Exercise objective - Read the records below and copy each line that contains "调节滑动变阻器".

Records for the task -

** start **

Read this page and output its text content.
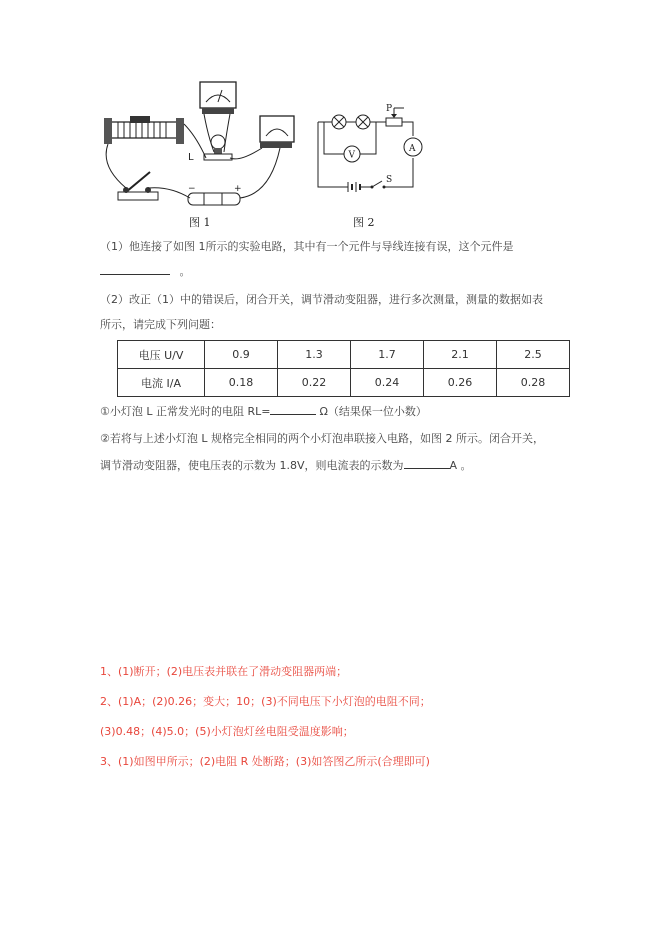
−	+
L
图 1
P
V
A
S
图 2
（1）他连接了如图 1所示的实验电路，其中有一个元件与导线连接有误，这个元件是
。
（2）改正（1）中的错误后，闭合开关，调节滑动变阻器，进行多次测量，测量的数据如表
所示，请完成下列问题：
电压 U/V	0.9	1.3	1.7	2.1	2.5
电流 I/A	0.18	0.22	0.24	0.26	0.28
①小灯泡 L 正常发光时的电阻 RL=	Ω（结果保一位小数）
②若将与上述小灯泡 L 规格完全相同的两个小灯泡串联接入电路，如图 2 所示。闭合开关，
调节滑动变阻器，使电压表的示数为 1.8V，则电流表的示数为	A 。
1、(1)断开；(2)电压表并联在了滑动变阻器两端；
2、(1)A；(2)0.26；变大；10；(3)不同电压下小灯泡的电阻不同；
(3)0.48；(4)5.0；(5)小灯泡灯丝电阻受温度影响；
3、(1)如图甲所示；(2)电阻 R 处断路；(3)如答图乙所示(合理即可)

** end **

Output below -
（2）改正（1）中的错误后，闭合开关，调节滑动变阻器，进行多次测量，测量的数据如表
调节滑动变阻器，使电压表的示数为 1.8V，则电流表的示数为	A 。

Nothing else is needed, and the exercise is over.